> Do this
Scan the material below for the string "bond", and copy every line where it shows up.

> Input records
────────────────
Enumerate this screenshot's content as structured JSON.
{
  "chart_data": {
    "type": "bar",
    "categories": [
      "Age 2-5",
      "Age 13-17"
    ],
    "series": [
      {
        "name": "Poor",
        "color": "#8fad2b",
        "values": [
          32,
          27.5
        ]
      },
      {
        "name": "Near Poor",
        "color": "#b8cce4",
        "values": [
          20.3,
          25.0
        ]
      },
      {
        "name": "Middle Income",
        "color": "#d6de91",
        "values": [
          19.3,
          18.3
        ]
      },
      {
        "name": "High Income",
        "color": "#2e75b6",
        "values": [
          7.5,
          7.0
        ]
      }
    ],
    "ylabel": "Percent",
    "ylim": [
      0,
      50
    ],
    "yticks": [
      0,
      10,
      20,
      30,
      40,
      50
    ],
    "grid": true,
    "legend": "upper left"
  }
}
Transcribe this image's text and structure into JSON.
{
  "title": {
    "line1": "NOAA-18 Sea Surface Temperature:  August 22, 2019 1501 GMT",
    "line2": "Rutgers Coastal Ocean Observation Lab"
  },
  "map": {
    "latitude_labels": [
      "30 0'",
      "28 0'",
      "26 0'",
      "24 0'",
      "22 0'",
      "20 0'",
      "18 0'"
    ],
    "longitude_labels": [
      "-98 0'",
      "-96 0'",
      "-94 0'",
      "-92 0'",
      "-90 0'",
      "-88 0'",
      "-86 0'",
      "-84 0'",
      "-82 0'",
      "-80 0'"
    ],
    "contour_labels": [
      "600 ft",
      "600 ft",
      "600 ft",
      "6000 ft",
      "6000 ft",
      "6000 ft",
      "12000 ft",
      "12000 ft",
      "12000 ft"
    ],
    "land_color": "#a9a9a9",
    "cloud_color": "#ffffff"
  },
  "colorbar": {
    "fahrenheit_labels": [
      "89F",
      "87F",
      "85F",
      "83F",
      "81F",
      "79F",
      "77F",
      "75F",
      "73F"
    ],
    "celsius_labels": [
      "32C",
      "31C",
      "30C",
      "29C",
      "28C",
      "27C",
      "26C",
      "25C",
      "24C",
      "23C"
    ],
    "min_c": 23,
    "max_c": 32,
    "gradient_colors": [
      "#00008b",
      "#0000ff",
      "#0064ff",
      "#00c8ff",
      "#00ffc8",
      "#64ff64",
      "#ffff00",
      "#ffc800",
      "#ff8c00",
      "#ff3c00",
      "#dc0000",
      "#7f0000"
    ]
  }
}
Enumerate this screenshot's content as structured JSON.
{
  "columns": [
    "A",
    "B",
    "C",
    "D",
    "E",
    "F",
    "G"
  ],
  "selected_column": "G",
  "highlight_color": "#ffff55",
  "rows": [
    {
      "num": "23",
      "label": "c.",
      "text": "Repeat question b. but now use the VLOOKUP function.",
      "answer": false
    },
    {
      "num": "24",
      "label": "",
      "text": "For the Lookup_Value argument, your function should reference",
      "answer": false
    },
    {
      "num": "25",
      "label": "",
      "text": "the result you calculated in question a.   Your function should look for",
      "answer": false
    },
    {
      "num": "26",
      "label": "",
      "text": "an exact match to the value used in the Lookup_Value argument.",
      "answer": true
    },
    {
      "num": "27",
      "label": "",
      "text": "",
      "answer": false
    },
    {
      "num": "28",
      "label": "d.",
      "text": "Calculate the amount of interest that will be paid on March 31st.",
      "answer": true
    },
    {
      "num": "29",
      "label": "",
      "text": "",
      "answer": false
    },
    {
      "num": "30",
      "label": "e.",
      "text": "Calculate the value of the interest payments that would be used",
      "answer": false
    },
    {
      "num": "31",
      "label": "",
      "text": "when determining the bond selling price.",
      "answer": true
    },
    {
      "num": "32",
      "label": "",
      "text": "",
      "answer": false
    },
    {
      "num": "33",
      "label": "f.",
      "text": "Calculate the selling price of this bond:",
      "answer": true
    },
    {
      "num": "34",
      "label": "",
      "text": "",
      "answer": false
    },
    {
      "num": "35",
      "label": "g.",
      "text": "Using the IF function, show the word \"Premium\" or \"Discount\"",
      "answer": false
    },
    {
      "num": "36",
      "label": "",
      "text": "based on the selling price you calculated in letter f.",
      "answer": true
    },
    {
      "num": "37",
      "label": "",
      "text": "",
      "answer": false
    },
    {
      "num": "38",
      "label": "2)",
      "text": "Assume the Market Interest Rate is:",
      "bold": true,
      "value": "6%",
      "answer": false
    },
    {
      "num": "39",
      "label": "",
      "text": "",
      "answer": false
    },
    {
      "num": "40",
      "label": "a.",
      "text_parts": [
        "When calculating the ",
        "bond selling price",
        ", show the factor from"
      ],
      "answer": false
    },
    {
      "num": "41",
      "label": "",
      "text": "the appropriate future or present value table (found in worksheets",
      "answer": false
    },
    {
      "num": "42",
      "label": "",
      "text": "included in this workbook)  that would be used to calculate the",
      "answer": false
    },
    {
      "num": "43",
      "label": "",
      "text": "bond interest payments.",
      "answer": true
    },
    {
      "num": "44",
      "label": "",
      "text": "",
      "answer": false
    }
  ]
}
────────────────
> Answer in full
      "text": "when determining the bond selling price.",
      "text": "Calculate the selling price of this bond:",
        "bond selling price",
      "text": "bond interest payments.",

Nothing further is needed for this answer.